In this exercise, reproduce all the entries that follow exactly.

MATERIAL FOR THIS TASK -
______

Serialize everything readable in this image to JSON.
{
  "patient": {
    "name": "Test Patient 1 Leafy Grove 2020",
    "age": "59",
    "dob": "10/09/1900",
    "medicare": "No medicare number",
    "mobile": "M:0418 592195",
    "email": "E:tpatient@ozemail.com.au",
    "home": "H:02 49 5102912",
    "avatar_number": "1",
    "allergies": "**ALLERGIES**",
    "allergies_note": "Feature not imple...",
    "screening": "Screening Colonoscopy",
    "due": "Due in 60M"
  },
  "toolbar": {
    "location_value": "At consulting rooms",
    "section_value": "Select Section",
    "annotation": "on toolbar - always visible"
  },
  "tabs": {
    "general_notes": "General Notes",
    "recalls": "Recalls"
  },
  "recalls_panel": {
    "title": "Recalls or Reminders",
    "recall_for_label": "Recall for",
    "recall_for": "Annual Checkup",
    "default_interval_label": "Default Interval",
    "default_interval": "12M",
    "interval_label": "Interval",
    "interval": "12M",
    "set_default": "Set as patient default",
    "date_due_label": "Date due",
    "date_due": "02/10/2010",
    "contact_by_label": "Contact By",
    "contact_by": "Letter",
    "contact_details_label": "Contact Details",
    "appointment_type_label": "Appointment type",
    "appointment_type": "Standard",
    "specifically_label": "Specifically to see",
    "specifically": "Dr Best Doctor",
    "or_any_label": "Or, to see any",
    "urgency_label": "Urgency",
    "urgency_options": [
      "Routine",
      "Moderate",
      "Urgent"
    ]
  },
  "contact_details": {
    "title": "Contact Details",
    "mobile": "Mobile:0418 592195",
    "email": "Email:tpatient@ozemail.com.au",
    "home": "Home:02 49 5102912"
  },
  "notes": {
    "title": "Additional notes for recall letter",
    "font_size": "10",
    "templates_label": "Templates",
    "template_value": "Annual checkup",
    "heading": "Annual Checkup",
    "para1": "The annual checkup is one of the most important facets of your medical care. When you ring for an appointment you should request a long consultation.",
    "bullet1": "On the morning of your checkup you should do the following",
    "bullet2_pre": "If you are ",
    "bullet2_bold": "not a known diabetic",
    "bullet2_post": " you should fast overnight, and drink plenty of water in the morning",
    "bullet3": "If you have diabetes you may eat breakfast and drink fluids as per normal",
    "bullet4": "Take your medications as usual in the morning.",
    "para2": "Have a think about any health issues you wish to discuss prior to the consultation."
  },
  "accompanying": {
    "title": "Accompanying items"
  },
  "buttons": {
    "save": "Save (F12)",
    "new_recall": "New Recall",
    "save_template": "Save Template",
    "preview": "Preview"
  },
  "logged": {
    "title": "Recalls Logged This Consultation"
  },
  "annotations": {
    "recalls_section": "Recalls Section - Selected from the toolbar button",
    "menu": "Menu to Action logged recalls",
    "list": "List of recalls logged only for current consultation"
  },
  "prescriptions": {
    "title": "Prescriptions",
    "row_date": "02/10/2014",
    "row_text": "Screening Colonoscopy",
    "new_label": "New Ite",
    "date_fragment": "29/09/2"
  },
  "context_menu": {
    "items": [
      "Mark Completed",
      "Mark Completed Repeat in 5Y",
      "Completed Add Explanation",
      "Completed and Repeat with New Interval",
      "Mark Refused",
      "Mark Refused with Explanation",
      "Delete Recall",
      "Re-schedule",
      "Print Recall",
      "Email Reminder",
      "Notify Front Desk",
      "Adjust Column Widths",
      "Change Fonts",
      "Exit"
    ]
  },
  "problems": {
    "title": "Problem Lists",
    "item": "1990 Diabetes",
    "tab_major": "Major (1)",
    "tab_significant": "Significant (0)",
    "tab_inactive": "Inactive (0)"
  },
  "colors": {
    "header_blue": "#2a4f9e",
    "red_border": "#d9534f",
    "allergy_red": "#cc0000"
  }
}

______

FULL ANSWER -
Serialize everything readable in this image to JSON.
{
  "patient": {
    "name": "Test Patient 1 Leafy Grove 2020",
    "age": "59",
    "dob": "10/09/1900",
    "medicare": "No medicare number",
    "mobile": "M:0418 592195",
    "email": "E:tpatient@ozemail.com.au",
    "home": "H:02 49 5102912",
    "avatar_number": "1",
    "allergies": "**ALLERGIES**",
    "allergies_note": "Feature not imple...",
    "screening": "Screening Colonoscopy",
    "due": "Due in 60M"
  },
  "toolbar": {
    "location_value": "At consulting rooms",
    "section_value": "Select Section",
    "annotation": "on toolbar - always visible"
  },
  "tabs": {
    "general_notes": "General Notes",
    "recalls": "Recalls"
  },
  "recalls_panel": {
    "title": "Recalls or Reminders",
    "recall_for_label": "Recall for",
    "recall_for": "Annual Checkup",
    "default_interval_label": "Default Interval",
    "default_interval": "12M",
    "interval_label": "Interval",
    "interval": "12M",
    "set_default": "Set as patient default",
    "date_due_label": "Date due",
    "date_due": "02/10/2010",
    "contact_by_label": "Contact By",
    "contact_by": "Letter",
    "contact_details_label": "Contact Details",
    "appointment_type_label": "Appointment type",
    "appointment_type": "Standard",
    "specifically_label": "Specifically to see",
    "specifically": "Dr Best Doctor",
    "or_any_label": "Or, to see any",
    "urgency_label": "Urgency",
    "urgency_options": [
      "Routine",
      "Moderate",
      "Urgent"
    ]
  },
  "contact_details": {
    "title": "Contact Details",
    "mobile": "Mobile:0418 592195",
    "email": "Email:tpatient@ozemail.com.au",
    "home": "Home:02 49 5102912"
  },
  "notes": {
    "title": "Additional notes for recall letter",
    "font_size": "10",
    "templates_label": "Templates",
    "template_value": "Annual checkup",
    "heading": "Annual Checkup",
    "para1": "The annual checkup is one of the most important facets of your medical care. When you ring for an appointment you should request a long consultation.",
    "bullet1": "On the morning of your checkup you should do the following",
    "bullet2_pre": "If you are ",
    "bullet2_bold": "not a known diabetic",
    "bullet2_post": " you should fast overnight, and drink plenty of water in the morning",
    "bullet3": "If you have diabetes you may eat breakfast and drink fluids as per normal",
    "bullet4": "Take your medications as usual in the morning.",
    "para2": "Have a think about any health issues you wish to discuss prior to the consultation."
  },
  "accompanying": {
    "title": "Accompanying items"
  },
  "buttons": {
    "save": "Save (F12)",
    "new_recall": "New Recall",
    "save_template": "Save Template",
    "preview": "Preview"
  },
  "logged": {
    "title": "Recalls Logged This Consultation"
  },
  "annotations": {
    "recalls_section": "Recalls Section - Selected from the toolbar button",
    "menu": "Menu to Action logged recalls",
    "list": "List of recalls logged only for current consultation"
  },
  "prescriptions": {
    "title": "Prescriptions",
    "row_date": "02/10/2014",
    "row_text": "Screening Colonoscopy",
    "new_label": "New Ite",
    "date_fragment": "29/09/2"
  },
  "context_menu": {
    "items": [
      "Mark Completed",
      "Mark Completed Repeat in 5Y",
      "Completed Add Explanation",
      "Completed and Repeat with New Interval",
      "Mark Refused",
      "Mark Refused with Explanation",
      "Delete Recall",
      "Re-schedule",
      "Print Recall",
      "Email Reminder",
      "Notify Front Desk",
      "Adjust Column Widths",
      "Change Fonts",
      "Exit"
    ]
  },
  "problems": {
    "title": "Problem Lists",
    "item": "1990 Diabetes",
    "tab_major": "Major (1)",
    "tab_significant": "Significant (0)",
    "tab_inactive": "Inactive (0)"
  },
  "colors": {
    "header_blue": "#2a4f9e",
    "red_border": "#d9534f",
    "allergy_red": "#cc0000"
  }
}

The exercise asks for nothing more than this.